* **Written request**
Quote every line below exactly and skip any picture.

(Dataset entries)
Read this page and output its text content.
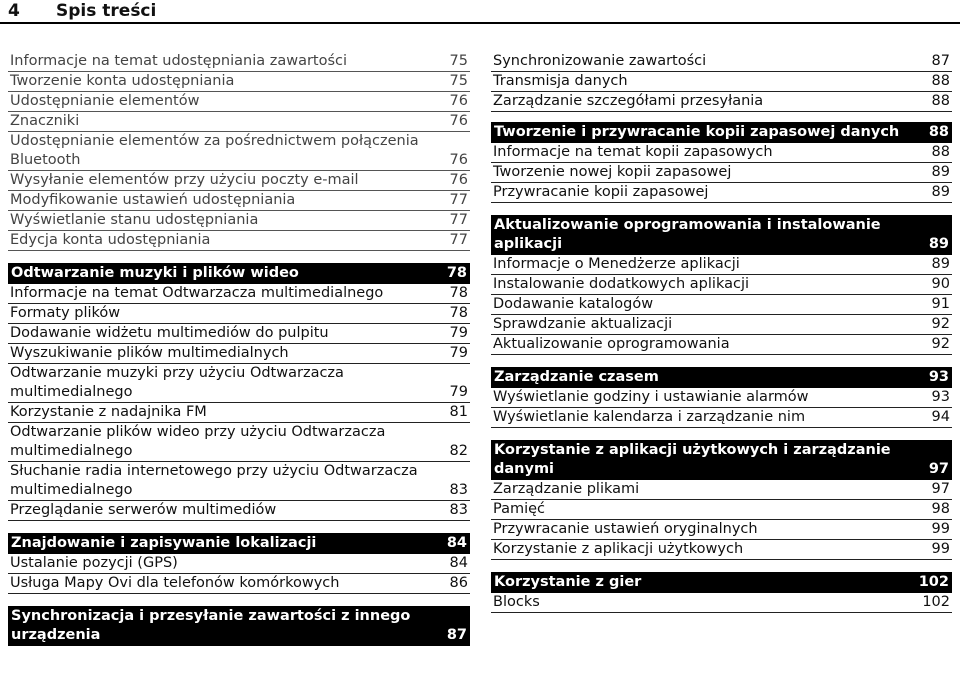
4 Spis treści
Informacje na temat udostępniania zawartości	75
Tworzenie konta udostępniania	75
Udostępnianie elementów	76
Znaczniki	76
Udostępnianie elementów za pośrednictwem połączenia Bluetooth	76
Wysyłanie elementów przy użyciu poczty e-mail	76
Modyfikowanie ustawień udostępniania	77
Wyświetlanie stanu udostępniania	77
Edycja konta udostępniania	77
Odtwarzanie muzyki i plików wideo	78
Informacje na temat Odtwarzacza multimedialnego	78
Formaty plików	78
Dodawanie widżetu multimediów do pulpitu	79
Wyszukiwanie plików multimedialnych	79
Odtwarzanie muzyki przy użyciu Odtwarzacza multimedialnego	79
Korzystanie z nadajnika FM	81
Odtwarzanie plików wideo przy użyciu Odtwarzacza multimedialnego	82
Słuchanie radia internetowego przy użyciu Odtwarzacza multimedialnego	83
Przeglądanie serwerów multimediów	83
Znajdowanie i zapisywanie lokalizacji	84
Ustalanie pozycji (GPS)	84
Usługa Mapy Ovi dla telefonów komórkowych	86
Synchronizacja i przesyłanie zawartości z innego urządzenia	87
Synchronizowanie zawartości	87
Transmisja danych	88
Zarządzanie szczegółami przesyłania	88
Tworzenie i przywracanie kopii zapasowej danych	88
Informacje na temat kopii zapasowych	88
Tworzenie nowej kopii zapasowej	89
Przywracanie kopii zapasowej	89
Aktualizowanie oprogramowania i instalowanie aplikacji	89
Informacje o Menedżerze aplikacji	89
Instalowanie dodatkowych aplikacji	90
Dodawanie katalogów	91
Sprawdzanie aktualizacji	92
Aktualizowanie oprogramowania	92
Zarządzanie czasem	93
Wyświetlanie godziny i ustawianie alarmów	93
Wyświetlanie kalendarza i zarządzanie nim	94
Korzystanie z aplikacji użytkowych i zarządzanie danymi	97
Zarządzanie plikami	97
Pamięć	98
Przywracanie ustawień oryginalnych	99
Korzystanie z aplikacji użytkowych	99
Korzystanie z gier	102
Blocks	102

* **Solution for this problem**
Read this page and output its text content.
4 Spis treści
Informacje na temat udostępniania zawartości	75
Tworzenie konta udostępniania	75
Udostępnianie elementów	76
Znaczniki	76
Udostępnianie elementów za pośrednictwem połączenia Bluetooth	76
Wysyłanie elementów przy użyciu poczty e-mail	76
Modyfikowanie ustawień udostępniania	77
Wyświetlanie stanu udostępniania	77
Edycja konta udostępniania	77
Odtwarzanie muzyki i plików wideo	78
Informacje na temat Odtwarzacza multimedialnego	78
Formaty plików	78
Dodawanie widżetu multimediów do pulpitu	79
Wyszukiwanie plików multimedialnych	79
Odtwarzanie muzyki przy użyciu Odtwarzacza multimedialnego	79
Korzystanie z nadajnika FM	81
Odtwarzanie plików wideo przy użyciu Odtwarzacza multimedialnego	82
Słuchanie radia internetowego przy użyciu Odtwarzacza multimedialnego	83
Przeglądanie serwerów multimediów	83
Znajdowanie i zapisywanie lokalizacji	84
Ustalanie pozycji (GPS)	84
Usługa Mapy Ovi dla telefonów komórkowych	86
Synchronizacja i przesyłanie zawartości z innego urządzenia	87
Synchronizowanie zawartości	87
Transmisja danych	88
Zarządzanie szczegółami przesyłania	88
Tworzenie i przywracanie kopii zapasowej danych	88
Informacje na temat kopii zapasowych	88
Tworzenie nowej kopii zapasowej	89
Przywracanie kopii zapasowej	89
Aktualizowanie oprogramowania i instalowanie aplikacji	89
Informacje o Menedżerze aplikacji	89
Instalowanie dodatkowych aplikacji	90
Dodawanie katalogów	91
Sprawdzanie aktualizacji	92
Aktualizowanie oprogramowania	92
Zarządzanie czasem	93
Wyświetlanie godziny i ustawianie alarmów	93
Wyświetlanie kalendarza i zarządzanie nim	94
Korzystanie z aplikacji użytkowych i zarządzanie danymi	97
Zarządzanie plikami	97
Pamięć	98
Przywracanie ustawień oryginalnych	99
Korzystanie z aplikacji użytkowych	99
Korzystanie z gier	102
Blocks	102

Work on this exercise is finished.